--- WHAT THIS TASK INVOLVES ---
Repeat the material exactly, leaving nothing out.

--------------------

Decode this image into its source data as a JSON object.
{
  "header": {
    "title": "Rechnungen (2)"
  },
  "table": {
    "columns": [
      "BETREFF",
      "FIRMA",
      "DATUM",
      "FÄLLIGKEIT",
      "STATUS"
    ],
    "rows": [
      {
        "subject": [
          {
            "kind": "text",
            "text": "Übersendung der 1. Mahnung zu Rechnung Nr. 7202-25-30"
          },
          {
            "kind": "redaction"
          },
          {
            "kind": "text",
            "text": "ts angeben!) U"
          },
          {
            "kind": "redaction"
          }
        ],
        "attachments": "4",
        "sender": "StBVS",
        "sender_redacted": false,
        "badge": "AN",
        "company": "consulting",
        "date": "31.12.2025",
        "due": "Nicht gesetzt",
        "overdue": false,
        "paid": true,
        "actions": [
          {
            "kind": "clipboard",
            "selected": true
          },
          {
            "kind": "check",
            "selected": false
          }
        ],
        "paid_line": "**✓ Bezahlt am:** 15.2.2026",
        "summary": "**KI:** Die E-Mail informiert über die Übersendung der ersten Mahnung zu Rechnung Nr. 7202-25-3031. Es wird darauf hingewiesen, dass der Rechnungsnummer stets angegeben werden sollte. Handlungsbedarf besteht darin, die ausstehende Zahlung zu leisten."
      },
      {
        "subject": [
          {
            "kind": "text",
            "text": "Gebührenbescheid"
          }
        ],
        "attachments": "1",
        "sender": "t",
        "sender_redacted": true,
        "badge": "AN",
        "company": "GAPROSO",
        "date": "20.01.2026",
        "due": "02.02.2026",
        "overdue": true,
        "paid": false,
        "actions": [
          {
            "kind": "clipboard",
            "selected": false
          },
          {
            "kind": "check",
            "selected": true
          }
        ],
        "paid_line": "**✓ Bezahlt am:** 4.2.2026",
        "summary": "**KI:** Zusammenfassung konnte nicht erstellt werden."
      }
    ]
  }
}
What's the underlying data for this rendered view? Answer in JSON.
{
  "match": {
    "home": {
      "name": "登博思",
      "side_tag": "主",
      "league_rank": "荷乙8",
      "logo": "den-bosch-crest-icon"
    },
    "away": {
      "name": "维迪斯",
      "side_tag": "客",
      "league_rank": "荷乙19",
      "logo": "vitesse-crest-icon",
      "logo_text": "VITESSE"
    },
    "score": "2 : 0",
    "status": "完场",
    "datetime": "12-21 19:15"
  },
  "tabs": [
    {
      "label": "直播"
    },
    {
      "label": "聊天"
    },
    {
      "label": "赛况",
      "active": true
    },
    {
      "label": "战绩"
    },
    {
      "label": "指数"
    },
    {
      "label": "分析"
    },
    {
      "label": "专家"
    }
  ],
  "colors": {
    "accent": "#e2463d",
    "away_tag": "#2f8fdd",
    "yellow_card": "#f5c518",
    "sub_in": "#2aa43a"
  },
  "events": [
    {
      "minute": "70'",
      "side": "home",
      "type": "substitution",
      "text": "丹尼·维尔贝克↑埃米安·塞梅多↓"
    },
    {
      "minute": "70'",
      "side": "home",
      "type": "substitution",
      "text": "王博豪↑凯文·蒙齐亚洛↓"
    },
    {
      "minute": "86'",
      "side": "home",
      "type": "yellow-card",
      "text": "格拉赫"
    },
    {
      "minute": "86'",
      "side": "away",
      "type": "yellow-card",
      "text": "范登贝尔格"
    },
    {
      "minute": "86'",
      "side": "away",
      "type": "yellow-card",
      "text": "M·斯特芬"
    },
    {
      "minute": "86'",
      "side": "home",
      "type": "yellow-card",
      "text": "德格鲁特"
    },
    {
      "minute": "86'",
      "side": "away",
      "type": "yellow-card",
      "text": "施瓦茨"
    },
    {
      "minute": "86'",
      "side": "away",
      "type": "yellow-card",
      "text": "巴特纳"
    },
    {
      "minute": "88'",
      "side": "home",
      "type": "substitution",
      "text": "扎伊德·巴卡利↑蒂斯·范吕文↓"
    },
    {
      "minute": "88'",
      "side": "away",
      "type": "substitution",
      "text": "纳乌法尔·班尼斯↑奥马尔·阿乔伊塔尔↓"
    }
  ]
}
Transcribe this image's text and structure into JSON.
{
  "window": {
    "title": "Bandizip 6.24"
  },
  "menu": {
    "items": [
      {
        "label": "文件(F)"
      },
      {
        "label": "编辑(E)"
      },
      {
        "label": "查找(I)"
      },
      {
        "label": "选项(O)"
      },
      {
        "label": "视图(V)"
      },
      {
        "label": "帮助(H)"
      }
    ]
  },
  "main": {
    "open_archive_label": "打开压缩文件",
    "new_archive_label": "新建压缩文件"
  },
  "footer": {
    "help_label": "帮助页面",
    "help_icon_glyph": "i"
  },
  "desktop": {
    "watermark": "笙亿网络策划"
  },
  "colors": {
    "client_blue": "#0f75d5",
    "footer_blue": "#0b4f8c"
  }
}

--------------------

--- RESULT OF THE EXERCISE ---
Decode this image into its source data as a JSON object.
{
  "header": {
    "title": "Rechnungen (2)"
  },
  "table": {
    "columns": [
      "BETREFF",
      "FIRMA",
      "DATUM",
      "FÄLLIGKEIT",
      "STATUS"
    ],
    "rows": [
      {
        "subject": [
          {
            "kind": "text",
            "text": "Übersendung der 1. Mahnung zu Rechnung Nr. 7202-25-30"
          },
          {
            "kind": "redaction"
          },
          {
            "kind": "text",
            "text": "ts angeben!) U"
          },
          {
            "kind": "redaction"
          }
        ],
        "attachments": "4",
        "sender": "StBVS",
        "sender_redacted": false,
        "badge": "AN",
        "company": "consulting",
        "date": "31.12.2025",
        "due": "Nicht gesetzt",
        "overdue": false,
        "paid": true,
        "actions": [
          {
            "kind": "clipboard",
            "selected": true
          },
          {
            "kind": "check",
            "selected": false
          }
        ],
        "paid_line": "**✓ Bezahlt am:** 15.2.2026",
        "summary": "**KI:** Die E-Mail informiert über die Übersendung der ersten Mahnung zu Rechnung Nr. 7202-25-3031. Es wird darauf hingewiesen, dass der Rechnungsnummer stets angegeben werden sollte. Handlungsbedarf besteht darin, die ausstehende Zahlung zu leisten."
      },
      {
        "subject": [
          {
            "kind": "text",
            "text": "Gebührenbescheid"
          }
        ],
        "attachments": "1",
        "sender": "t",
        "sender_redacted": true,
        "badge": "AN",
        "company": "GAPROSO",
        "date": "20.01.2026",
        "due": "02.02.2026",
        "overdue": true,
        "paid": false,
        "actions": [
          {
            "kind": "clipboard",
            "selected": false
          },
          {
            "kind": "check",
            "selected": true
          }
        ],
        "paid_line": "**✓ Bezahlt am:** 4.2.2026",
        "summary": "**KI:** Zusammenfassung konnte nicht erstellt werden."
      }
    ]
  }
}
What's the underlying data for this rendered view? Answer in JSON.
{
  "match": {
    "home": {
      "name": "登博思",
      "side_tag": "主",
      "league_rank": "荷乙8",
      "logo": "den-bosch-crest-icon"
    },
    "away": {
      "name": "维迪斯",
      "side_tag": "客",
      "league_rank": "荷乙19",
      "logo": "vitesse-crest-icon",
      "logo_text": "VITESSE"
    },
    "score": "2 : 0",
    "status": "完场",
    "datetime": "12-21 19:15"
  },
  "tabs": [
    {
      "label": "直播"
    },
    {
      "label": "聊天"
    },
    {
      "label": "赛况",
      "active": true
    },
    {
      "label": "战绩"
    },
    {
      "label": "指数"
    },
    {
      "label": "分析"
    },
    {
      "label": "专家"
    }
  ],
  "colors": {
    "accent": "#e2463d",
    "away_tag": "#2f8fdd",
    "yellow_card": "#f5c518",
    "sub_in": "#2aa43a"
  },
  "events": [
    {
      "minute": "70'",
      "side": "home",
      "type": "substitution",
      "text": "丹尼·维尔贝克↑埃米安·塞梅多↓"
    },
    {
      "minute": "70'",
      "side": "home",
      "type": "substitution",
      "text": "王博豪↑凯文·蒙齐亚洛↓"
    },
    {
      "minute": "86'",
      "side": "home",
      "type": "yellow-card",
      "text": "格拉赫"
    },
    {
      "minute": "86'",
      "side": "away",
      "type": "yellow-card",
      "text": "范登贝尔格"
    },
    {
      "minute": "86'",
      "side": "away",
      "type": "yellow-card",
      "text": "M·斯特芬"
    },
    {
      "minute": "86'",
      "side": "home",
      "type": "yellow-card",
      "text": "德格鲁特"
    },
    {
      "minute": "86'",
      "side": "away",
      "type": "yellow-card",
      "text": "施瓦茨"
    },
    {
      "minute": "86'",
      "side": "away",
      "type": "yellow-card",
      "text": "巴特纳"
    },
    {
      "minute": "88'",
      "side": "home",
      "type": "substitution",
      "text": "扎伊德·巴卡利↑蒂斯·范吕文↓"
    },
    {
      "minute": "88'",
      "side": "away",
      "type": "substitution",
      "text": "纳乌法尔·班尼斯↑奥马尔·阿乔伊塔尔↓"
    }
  ]
}
Transcribe this image's text and structure into JSON.
{
  "window": {
    "title": "Bandizip 6.24"
  },
  "menu": {
    "items": [
      {
        "label": "文件(F)"
      },
      {
        "label": "编辑(E)"
      },
      {
        "label": "查找(I)"
      },
      {
        "label": "选项(O)"
      },
      {
        "label": "视图(V)"
      },
      {
        "label": "帮助(H)"
      }
    ]
  },
  "main": {
    "open_archive_label": "打开压缩文件",
    "new_archive_label": "新建压缩文件"
  },
  "footer": {
    "help_label": "帮助页面",
    "help_icon_glyph": "i"
  },
  "desktop": {
    "watermark": "笙亿网络策划"
  },
  "colors": {
    "client_blue": "#0f75d5",
    "footer_blue": "#0b4f8c"
  }
}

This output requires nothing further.